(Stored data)
# # # # # # #

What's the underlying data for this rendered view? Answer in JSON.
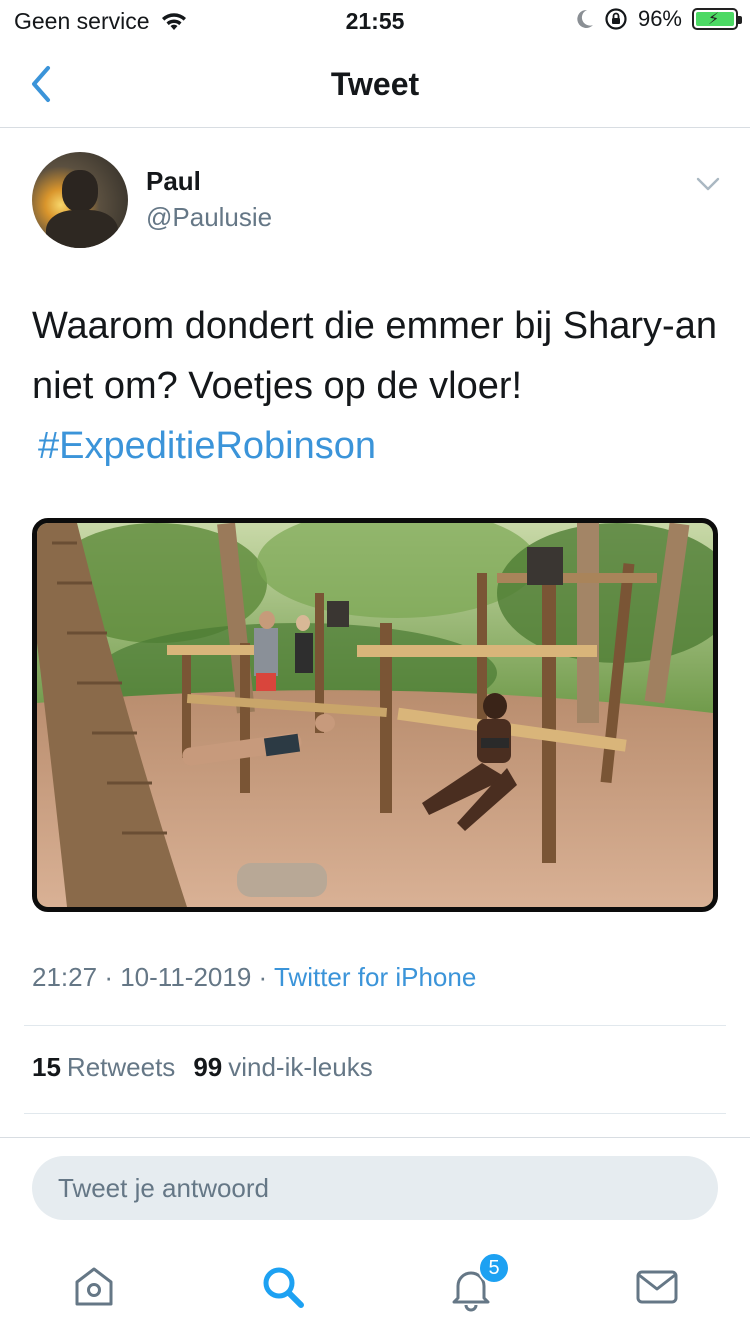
{
  "status_bar": {
    "carrier": "Geen service",
    "time": "21:55",
    "battery": "96%",
    "icons": [
      "wifi-icon",
      "moon-icon",
      "orientation-lock-icon",
      "battery-charging-icon"
    ]
  },
  "nav": {
    "title": "Tweet",
    "back_icon": "chevron-left-icon"
  },
  "tweet": {
    "author_name": "Paul",
    "author_handle": "@Paulusie",
    "text": "Waarom dondert die emmer bij Shary-an niet om? Voetjes op de vloer!",
    "hashtag": "#ExpeditieRobinson",
    "time": "21:27",
    "date": "10-11-2019",
    "source": "Twitter for iPhone",
    "separator": "·",
    "retweets_count": "15",
    "retweets_label": "Retweets",
    "likes_count": "99",
    "likes_label": "vind-ik-leuks"
  },
  "reply": {
    "placeholder": "Tweet je antwoord"
  },
  "tabbar": {
    "items": [
      "home-icon",
      "search-icon",
      "notifications-icon",
      "messages-icon"
    ],
    "notifications_badge": "5"
  },
  "colors": {
    "accent": "#3b94d9",
    "text_primary": "#14171a",
    "text_secondary": "#657786",
    "input_bg": "#e6ecf0"
  }
}
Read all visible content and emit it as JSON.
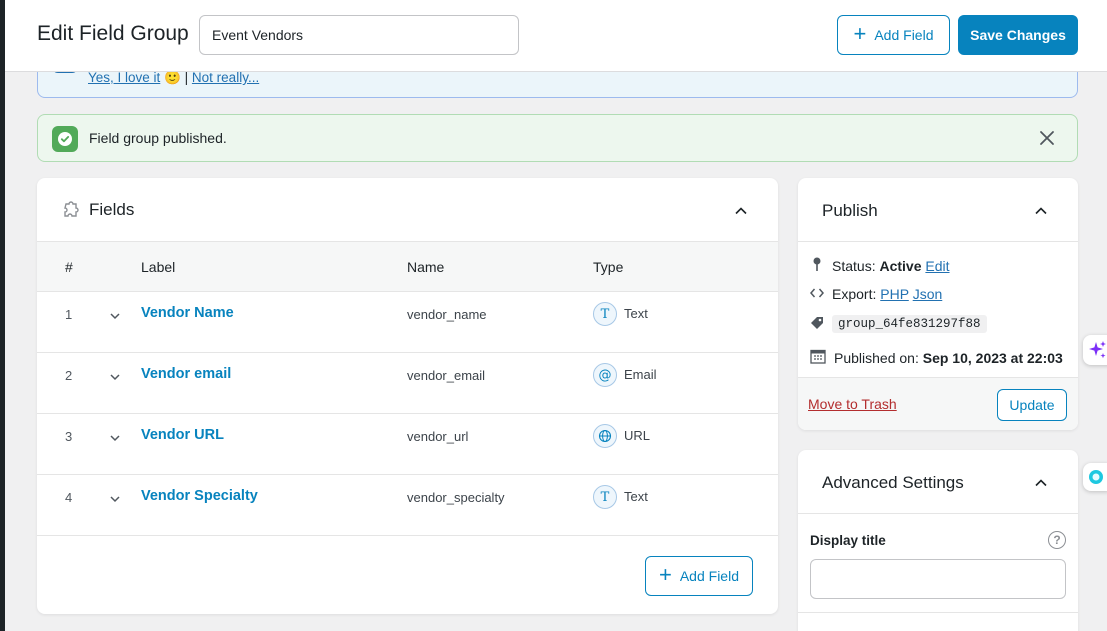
{
  "header": {
    "title": "Edit Field Group",
    "group_title_value": "Event Vendors",
    "add_field_label": "Add Field",
    "save_label": "Save Changes"
  },
  "feedback_notice": {
    "yes_link": "Yes, I love it",
    "emoji": "🙂",
    "separator": "|",
    "no_link": "Not really..."
  },
  "success_notice": {
    "message": "Field group published."
  },
  "fields_panel": {
    "title": "Fields",
    "columns": [
      "#",
      "Label",
      "Name",
      "Type"
    ],
    "rows": [
      {
        "num": "1",
        "label": "Vendor Name",
        "name": "vendor_name",
        "type": "Text",
        "icon": "text-type-icon",
        "glyph": "T"
      },
      {
        "num": "2",
        "label": "Vendor email",
        "name": "vendor_email",
        "type": "Email",
        "icon": "email-type-icon",
        "glyph": "@"
      },
      {
        "num": "3",
        "label": "Vendor URL",
        "name": "vendor_url",
        "type": "URL",
        "icon": "globe-type-icon",
        "glyph": ""
      },
      {
        "num": "4",
        "label": "Vendor Specialty",
        "name": "vendor_specialty",
        "type": "Text",
        "icon": "text-type-icon",
        "glyph": "T"
      }
    ],
    "add_field_label": "Add Field"
  },
  "publish": {
    "title": "Publish",
    "status_label": "Status:",
    "status_value": "Active",
    "status_edit": "Edit",
    "export_label": "Export:",
    "export_php": "PHP",
    "export_json": "Json",
    "group_key": "group_64fe831297f88",
    "published_label": "Published on:",
    "published_value": "Sep 10, 2023 at 22:03",
    "trash_label": "Move to Trash",
    "update_label": "Update"
  },
  "advanced": {
    "title": "Advanced Settings",
    "display_title_label": "Display title",
    "display_title_value": ""
  },
  "colors": {
    "accent": "#0783be",
    "success": "#52aa59",
    "danger": "#b32d2e"
  }
}
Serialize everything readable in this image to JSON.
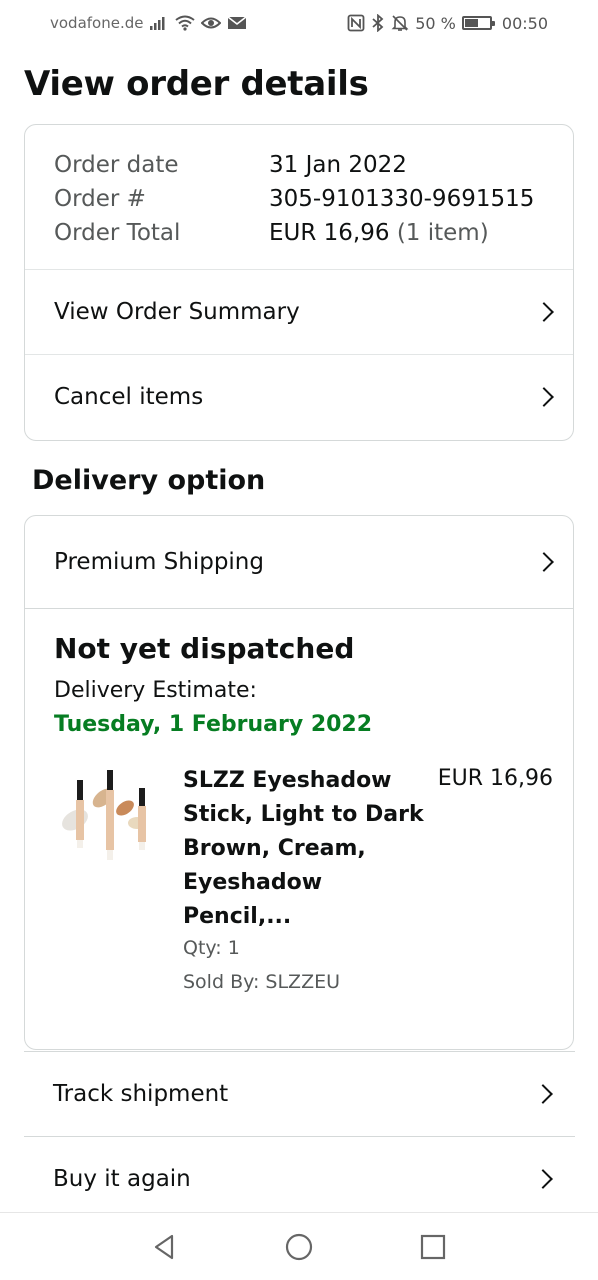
{
  "status_bar": {
    "carrier": "vodafone.de",
    "battery_percent": "50 %",
    "time": "00:50",
    "icons": [
      "signal-icon",
      "wifi-icon",
      "eye-icon",
      "mail-icon",
      "nfc-icon",
      "bluetooth-icon",
      "mute-icon",
      "battery-icon"
    ]
  },
  "page": {
    "title": "View order details"
  },
  "order": {
    "date_label": "Order date",
    "date_value": "31 Jan 2022",
    "number_label": "Order #",
    "number_value": "305-9101330-9691515",
    "total_label": "Order Total",
    "total_value": "EUR 16,96",
    "total_items": "(1 item)",
    "summary_link": "View Order Summary",
    "cancel_link": "Cancel items"
  },
  "delivery": {
    "section_title": "Delivery option",
    "shipping_method": "Premium Shipping",
    "status": "Not yet dispatched",
    "estimate_label": "Delivery Estimate:",
    "estimate_date": "Tuesday, 1 February 2022",
    "estimate_color": "#067d22"
  },
  "product": {
    "title": "SLZZ Eyeshadow Stick, Light to Dark Brown, Cream, Eyeshadow Pencil,...",
    "price": "EUR 16,96",
    "qty": "Qty: 1",
    "seller": "Sold By: SLZZEU"
  },
  "actions": {
    "track": "Track shipment",
    "buy_again": "Buy it again"
  },
  "nav": {
    "buttons": [
      "back-icon",
      "home-icon",
      "recents-icon"
    ]
  }
}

# # # # # # #

• [Exercise prompt] The lines to repeat run from the line containing "Serialize everything readable" through the last line of the material above; give them exactly, without the pictures.

• [Response to the exercise]
Serialize everything readable in this image to JSON.
{
  "status_bar": {
    "carrier": "vodafone.de",
    "battery_percent": "50 %",
    "time": "00:50",
    "icons": [
      "signal-icon",
      "wifi-icon",
      "eye-icon",
      "mail-icon",
      "nfc-icon",
      "bluetooth-icon",
      "mute-icon",
      "battery-icon"
    ]
  },
  "page": {
    "title": "View order details"
  },
  "order": {
    "date_label": "Order date",
    "date_value": "31 Jan 2022",
    "number_label": "Order #",
    "number_value": "305-9101330-9691515",
    "total_label": "Order Total",
    "total_value": "EUR 16,96",
    "total_items": "(1 item)",
    "summary_link": "View Order Summary",
    "cancel_link": "Cancel items"
  },
  "delivery": {
    "section_title": "Delivery option",
    "shipping_method": "Premium Shipping",
    "status": "Not yet dispatched",
    "estimate_label": "Delivery Estimate:",
    "estimate_date": "Tuesday, 1 February 2022",
    "estimate_color": "#067d22"
  },
  "product": {
    "title": "SLZZ Eyeshadow Stick, Light to Dark Brown, Cream, Eyeshadow Pencil,...",
    "price": "EUR 16,96",
    "qty": "Qty: 1",
    "seller": "Sold By: SLZZEU"
  },
  "actions": {
    "track": "Track shipment",
    "buy_again": "Buy it again"
  },
  "nav": {
    "buttons": [
      "back-icon",
      "home-icon",
      "recents-icon"
    ]
  }
}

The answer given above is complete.